__What to work on__.
Using the data beneath, show every line that includes the word "from".
-- Start of The input --
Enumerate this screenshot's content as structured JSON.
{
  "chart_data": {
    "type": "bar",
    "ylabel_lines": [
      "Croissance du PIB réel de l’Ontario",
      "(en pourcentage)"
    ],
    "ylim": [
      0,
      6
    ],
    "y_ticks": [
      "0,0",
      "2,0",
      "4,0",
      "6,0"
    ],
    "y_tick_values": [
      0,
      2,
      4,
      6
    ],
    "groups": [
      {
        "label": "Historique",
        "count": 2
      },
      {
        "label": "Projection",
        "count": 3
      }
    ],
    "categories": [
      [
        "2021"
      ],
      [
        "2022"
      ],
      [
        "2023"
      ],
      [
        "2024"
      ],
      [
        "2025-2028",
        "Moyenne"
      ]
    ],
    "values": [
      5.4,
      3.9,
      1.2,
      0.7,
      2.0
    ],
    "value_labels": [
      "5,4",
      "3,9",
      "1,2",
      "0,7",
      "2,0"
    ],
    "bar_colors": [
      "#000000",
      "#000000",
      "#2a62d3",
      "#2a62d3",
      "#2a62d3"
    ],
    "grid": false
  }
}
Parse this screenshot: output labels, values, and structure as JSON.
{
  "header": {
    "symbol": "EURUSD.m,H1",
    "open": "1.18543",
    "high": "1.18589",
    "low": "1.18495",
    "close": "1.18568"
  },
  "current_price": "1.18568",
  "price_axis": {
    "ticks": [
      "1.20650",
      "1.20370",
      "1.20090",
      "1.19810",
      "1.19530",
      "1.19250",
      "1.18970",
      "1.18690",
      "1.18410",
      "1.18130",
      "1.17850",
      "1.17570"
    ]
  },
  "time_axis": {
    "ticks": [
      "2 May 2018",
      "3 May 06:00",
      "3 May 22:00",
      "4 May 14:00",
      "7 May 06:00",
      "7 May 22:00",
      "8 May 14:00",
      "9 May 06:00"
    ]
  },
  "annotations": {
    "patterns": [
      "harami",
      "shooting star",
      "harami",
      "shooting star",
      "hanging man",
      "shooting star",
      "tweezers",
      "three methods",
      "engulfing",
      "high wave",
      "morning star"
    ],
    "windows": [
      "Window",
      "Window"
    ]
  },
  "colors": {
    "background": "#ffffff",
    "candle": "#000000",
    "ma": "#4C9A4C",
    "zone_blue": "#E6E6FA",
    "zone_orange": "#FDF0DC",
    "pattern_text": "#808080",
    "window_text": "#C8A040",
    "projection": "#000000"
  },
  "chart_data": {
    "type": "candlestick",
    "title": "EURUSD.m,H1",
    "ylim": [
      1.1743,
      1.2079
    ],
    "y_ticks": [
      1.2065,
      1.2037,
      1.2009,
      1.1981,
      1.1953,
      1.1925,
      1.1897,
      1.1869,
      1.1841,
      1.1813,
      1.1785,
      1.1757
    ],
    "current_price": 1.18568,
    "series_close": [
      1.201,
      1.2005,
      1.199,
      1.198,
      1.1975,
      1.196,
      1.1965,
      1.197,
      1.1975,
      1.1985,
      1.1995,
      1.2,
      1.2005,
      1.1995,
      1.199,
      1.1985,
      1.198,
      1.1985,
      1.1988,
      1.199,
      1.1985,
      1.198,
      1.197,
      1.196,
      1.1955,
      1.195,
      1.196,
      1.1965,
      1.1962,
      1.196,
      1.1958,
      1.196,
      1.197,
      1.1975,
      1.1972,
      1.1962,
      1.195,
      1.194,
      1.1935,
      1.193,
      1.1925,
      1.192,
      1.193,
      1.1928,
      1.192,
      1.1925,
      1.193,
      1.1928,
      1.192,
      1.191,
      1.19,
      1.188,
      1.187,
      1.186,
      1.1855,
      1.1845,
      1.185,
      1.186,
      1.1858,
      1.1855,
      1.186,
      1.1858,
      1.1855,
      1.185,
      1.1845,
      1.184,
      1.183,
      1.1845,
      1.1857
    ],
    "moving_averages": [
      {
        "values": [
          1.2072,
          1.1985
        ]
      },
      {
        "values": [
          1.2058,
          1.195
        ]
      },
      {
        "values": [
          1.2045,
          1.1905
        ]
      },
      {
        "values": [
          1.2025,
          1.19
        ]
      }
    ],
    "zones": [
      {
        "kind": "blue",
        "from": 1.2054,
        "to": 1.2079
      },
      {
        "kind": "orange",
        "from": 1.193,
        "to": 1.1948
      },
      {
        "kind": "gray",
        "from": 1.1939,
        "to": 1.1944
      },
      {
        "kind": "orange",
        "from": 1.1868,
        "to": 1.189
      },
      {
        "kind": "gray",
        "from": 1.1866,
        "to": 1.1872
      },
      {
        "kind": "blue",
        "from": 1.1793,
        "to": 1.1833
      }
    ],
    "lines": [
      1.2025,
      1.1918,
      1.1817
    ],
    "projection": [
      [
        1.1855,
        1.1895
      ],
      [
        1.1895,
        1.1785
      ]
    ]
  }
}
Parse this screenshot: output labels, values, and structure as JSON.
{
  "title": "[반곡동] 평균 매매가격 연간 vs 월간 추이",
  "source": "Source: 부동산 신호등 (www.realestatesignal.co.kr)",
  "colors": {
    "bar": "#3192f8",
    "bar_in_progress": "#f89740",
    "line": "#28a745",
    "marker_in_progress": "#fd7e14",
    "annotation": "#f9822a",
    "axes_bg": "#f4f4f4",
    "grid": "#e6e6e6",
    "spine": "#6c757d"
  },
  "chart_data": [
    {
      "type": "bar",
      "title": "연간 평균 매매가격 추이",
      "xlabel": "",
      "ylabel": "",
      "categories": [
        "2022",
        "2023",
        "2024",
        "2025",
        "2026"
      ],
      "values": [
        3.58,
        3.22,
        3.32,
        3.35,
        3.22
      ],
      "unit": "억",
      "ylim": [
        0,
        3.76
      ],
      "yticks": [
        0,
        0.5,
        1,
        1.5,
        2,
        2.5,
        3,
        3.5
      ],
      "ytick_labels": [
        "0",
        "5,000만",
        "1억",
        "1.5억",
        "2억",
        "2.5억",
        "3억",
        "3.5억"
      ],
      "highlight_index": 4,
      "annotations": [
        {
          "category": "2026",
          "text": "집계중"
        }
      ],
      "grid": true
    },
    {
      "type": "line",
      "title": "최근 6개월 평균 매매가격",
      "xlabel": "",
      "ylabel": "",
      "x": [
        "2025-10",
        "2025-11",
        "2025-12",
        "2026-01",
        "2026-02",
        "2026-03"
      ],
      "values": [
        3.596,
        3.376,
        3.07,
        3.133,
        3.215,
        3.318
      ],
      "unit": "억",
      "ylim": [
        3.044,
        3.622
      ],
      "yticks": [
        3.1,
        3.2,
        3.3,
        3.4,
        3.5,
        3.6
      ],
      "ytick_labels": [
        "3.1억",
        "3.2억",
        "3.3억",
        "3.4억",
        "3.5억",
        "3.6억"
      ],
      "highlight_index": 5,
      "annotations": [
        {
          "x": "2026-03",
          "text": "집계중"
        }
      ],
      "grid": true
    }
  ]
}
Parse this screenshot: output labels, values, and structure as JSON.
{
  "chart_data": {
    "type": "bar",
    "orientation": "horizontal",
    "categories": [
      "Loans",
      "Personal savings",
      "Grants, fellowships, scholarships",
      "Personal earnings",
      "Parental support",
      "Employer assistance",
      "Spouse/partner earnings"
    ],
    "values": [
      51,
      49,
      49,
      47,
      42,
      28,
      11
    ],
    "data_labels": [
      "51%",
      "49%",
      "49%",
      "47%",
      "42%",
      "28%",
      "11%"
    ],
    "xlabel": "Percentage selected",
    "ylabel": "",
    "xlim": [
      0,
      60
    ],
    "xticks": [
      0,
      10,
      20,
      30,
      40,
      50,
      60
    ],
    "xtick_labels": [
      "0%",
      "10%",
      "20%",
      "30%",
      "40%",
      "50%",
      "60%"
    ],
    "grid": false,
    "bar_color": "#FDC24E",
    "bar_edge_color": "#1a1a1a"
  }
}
-- End of The input --
__Task answer__.
        "from": 1.2054,
        "from": 1.193,
        "from": 1.1939,
        "from": 1.1868,
        "from": 1.1866,
        "from": 1.1793,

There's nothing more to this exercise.